WHAT THE TASK REQUIRES
Restate the data below word for word. Skip any images it contains.

----- STORED DATA

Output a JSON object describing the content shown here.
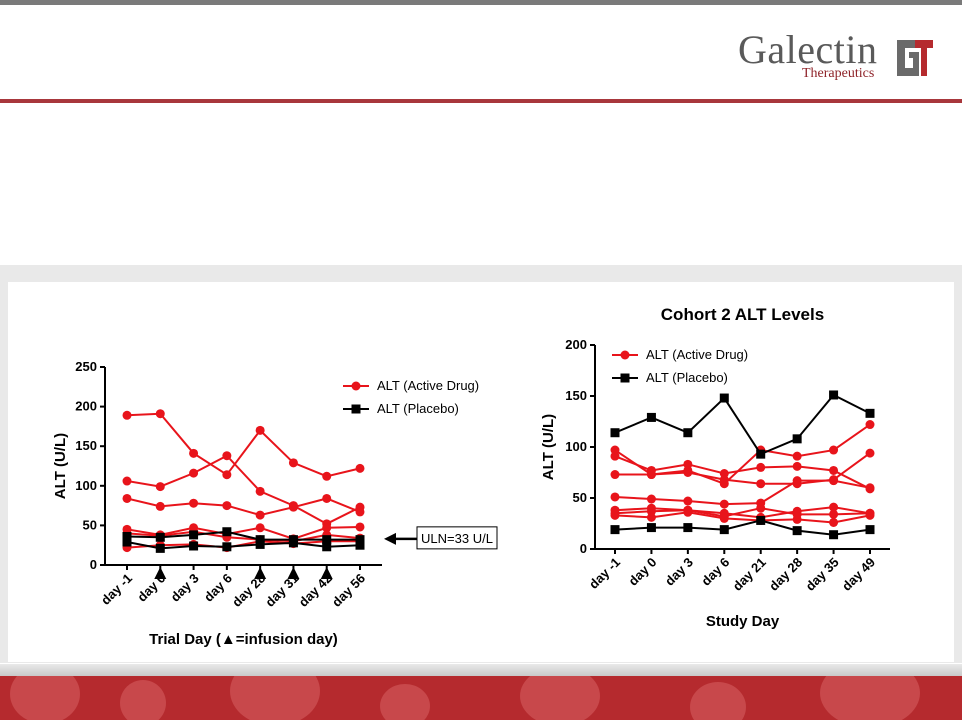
{
  "brand": {
    "name": "Galectin",
    "sub": "Therapeutics",
    "mark_letters": "GT"
  },
  "colors": {
    "accent": "#b52a2e",
    "active": "#e8141b",
    "placebo": "#000000"
  },
  "chart_data": [
    {
      "type": "line",
      "title": "",
      "xlabel": "Trial Day (▲=infusion day)",
      "ylabel": "ALT (U/L)",
      "ylim": [
        0,
        250
      ],
      "yticks": [
        0,
        50,
        100,
        150,
        200,
        250
      ],
      "categories": [
        "day -1",
        "day 0",
        "day 3",
        "day 6",
        "day 28",
        "day 31",
        "day 42",
        "day 56"
      ],
      "infusion_days": [
        "day 0",
        "day 28",
        "day 31",
        "day 42"
      ],
      "legend": [
        "ALT (Active Drug)",
        "ALT (Placebo)"
      ],
      "legend_position": "top-right",
      "annotation": "ULN=33 U/L",
      "uln": 33,
      "series": [
        {
          "group": "active",
          "values": [
            189,
            191,
            141,
            114,
            170,
            129,
            112,
            122
          ]
        },
        {
          "group": "active",
          "values": [
            106,
            99,
            116,
            138,
            93,
            75,
            52,
            73
          ]
        },
        {
          "group": "active",
          "values": [
            84,
            74,
            78,
            75,
            63,
            73,
            84,
            67
          ]
        },
        {
          "group": "active",
          "values": [
            45,
            38,
            47,
            39,
            47,
            33,
            47,
            48
          ]
        },
        {
          "group": "active",
          "values": [
            40,
            37,
            42,
            35,
            32,
            30,
            38,
            34
          ]
        },
        {
          "group": "active",
          "values": [
            22,
            25,
            26,
            22,
            30,
            27,
            30,
            30
          ]
        },
        {
          "group": "placebo",
          "values": [
            36,
            35,
            38,
            42,
            32,
            32,
            32,
            32
          ]
        },
        {
          "group": "placebo",
          "values": [
            29,
            21,
            24,
            23,
            26,
            28,
            23,
            25
          ]
        }
      ]
    },
    {
      "type": "line",
      "title": "Cohort 2 ALT Levels",
      "xlabel": "Study Day",
      "ylabel": "ALT (U/L)",
      "ylim": [
        0,
        200
      ],
      "yticks": [
        0,
        50,
        100,
        150,
        200
      ],
      "categories": [
        "day -1",
        "day 0",
        "day 3",
        "day 6",
        "day 21",
        "day 28",
        "day 35",
        "day 49"
      ],
      "legend": [
        "ALT (Active Drug)",
        "ALT (Placebo)"
      ],
      "legend_position": "top-left",
      "series": [
        {
          "group": "active",
          "values": [
            97,
            73,
            77,
            64,
            97,
            91,
            97,
            122
          ]
        },
        {
          "group": "active",
          "values": [
            91,
            77,
            83,
            74,
            80,
            81,
            77,
            59
          ]
        },
        {
          "group": "active",
          "values": [
            73,
            73,
            75,
            68,
            64,
            64,
            68,
            94
          ]
        },
        {
          "group": "active",
          "values": [
            51,
            49,
            47,
            44,
            45,
            67,
            67,
            60
          ]
        },
        {
          "group": "active",
          "values": [
            38,
            40,
            38,
            35,
            31,
            37,
            41,
            35
          ]
        },
        {
          "group": "active",
          "values": [
            33,
            31,
            36,
            30,
            28,
            29,
            26,
            33
          ]
        },
        {
          "group": "active",
          "values": [
            35,
            37,
            38,
            32,
            40,
            34,
            34,
            35
          ]
        },
        {
          "group": "placebo",
          "values": [
            114,
            129,
            114,
            148,
            93,
            108,
            151,
            133
          ]
        },
        {
          "group": "placebo",
          "values": [
            19,
            21,
            21,
            19,
            28,
            18,
            14,
            19
          ]
        }
      ]
    }
  ]
}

----------

THE RESPONSE
Output a JSON object describing the content shown here.
{
  "brand": {
    "name": "Galectin",
    "sub": "Therapeutics",
    "mark_letters": "GT"
  },
  "colors": {
    "accent": "#b52a2e",
    "active": "#e8141b",
    "placebo": "#000000"
  },
  "chart_data": [
    {
      "type": "line",
      "title": "",
      "xlabel": "Trial Day (▲=infusion day)",
      "ylabel": "ALT (U/L)",
      "ylim": [
        0,
        250
      ],
      "yticks": [
        0,
        50,
        100,
        150,
        200,
        250
      ],
      "categories": [
        "day -1",
        "day 0",
        "day 3",
        "day 6",
        "day 28",
        "day 31",
        "day 42",
        "day 56"
      ],
      "infusion_days": [
        "day 0",
        "day 28",
        "day 31",
        "day 42"
      ],
      "legend": [
        "ALT (Active Drug)",
        "ALT (Placebo)"
      ],
      "legend_position": "top-right",
      "annotation": "ULN=33 U/L",
      "uln": 33,
      "series": [
        {
          "group": "active",
          "values": [
            189,
            191,
            141,
            114,
            170,
            129,
            112,
            122
          ]
        },
        {
          "group": "active",
          "values": [
            106,
            99,
            116,
            138,
            93,
            75,
            52,
            73
          ]
        },
        {
          "group": "active",
          "values": [
            84,
            74,
            78,
            75,
            63,
            73,
            84,
            67
          ]
        },
        {
          "group": "active",
          "values": [
            45,
            38,
            47,
            39,
            47,
            33,
            47,
            48
          ]
        },
        {
          "group": "active",
          "values": [
            40,
            37,
            42,
            35,
            32,
            30,
            38,
            34
          ]
        },
        {
          "group": "active",
          "values": [
            22,
            25,
            26,
            22,
            30,
            27,
            30,
            30
          ]
        },
        {
          "group": "placebo",
          "values": [
            36,
            35,
            38,
            42,
            32,
            32,
            32,
            32
          ]
        },
        {
          "group": "placebo",
          "values": [
            29,
            21,
            24,
            23,
            26,
            28,
            23,
            25
          ]
        }
      ]
    },
    {
      "type": "line",
      "title": "Cohort 2 ALT Levels",
      "xlabel": "Study Day",
      "ylabel": "ALT (U/L)",
      "ylim": [
        0,
        200
      ],
      "yticks": [
        0,
        50,
        100,
        150,
        200
      ],
      "categories": [
        "day -1",
        "day 0",
        "day 3",
        "day 6",
        "day 21",
        "day 28",
        "day 35",
        "day 49"
      ],
      "legend": [
        "ALT (Active Drug)",
        "ALT (Placebo)"
      ],
      "legend_position": "top-left",
      "series": [
        {
          "group": "active",
          "values": [
            97,
            73,
            77,
            64,
            97,
            91,
            97,
            122
          ]
        },
        {
          "group": "active",
          "values": [
            91,
            77,
            83,
            74,
            80,
            81,
            77,
            59
          ]
        },
        {
          "group": "active",
          "values": [
            73,
            73,
            75,
            68,
            64,
            64,
            68,
            94
          ]
        },
        {
          "group": "active",
          "values": [
            51,
            49,
            47,
            44,
            45,
            67,
            67,
            60
          ]
        },
        {
          "group": "active",
          "values": [
            38,
            40,
            38,
            35,
            31,
            37,
            41,
            35
          ]
        },
        {
          "group": "active",
          "values": [
            33,
            31,
            36,
            30,
            28,
            29,
            26,
            33
          ]
        },
        {
          "group": "active",
          "values": [
            35,
            37,
            38,
            32,
            40,
            34,
            34,
            35
          ]
        },
        {
          "group": "placebo",
          "values": [
            114,
            129,
            114,
            148,
            93,
            108,
            151,
            133
          ]
        },
        {
          "group": "placebo",
          "values": [
            19,
            21,
            21,
            19,
            28,
            18,
            14,
            19
          ]
        }
      ]
    }
  ]
}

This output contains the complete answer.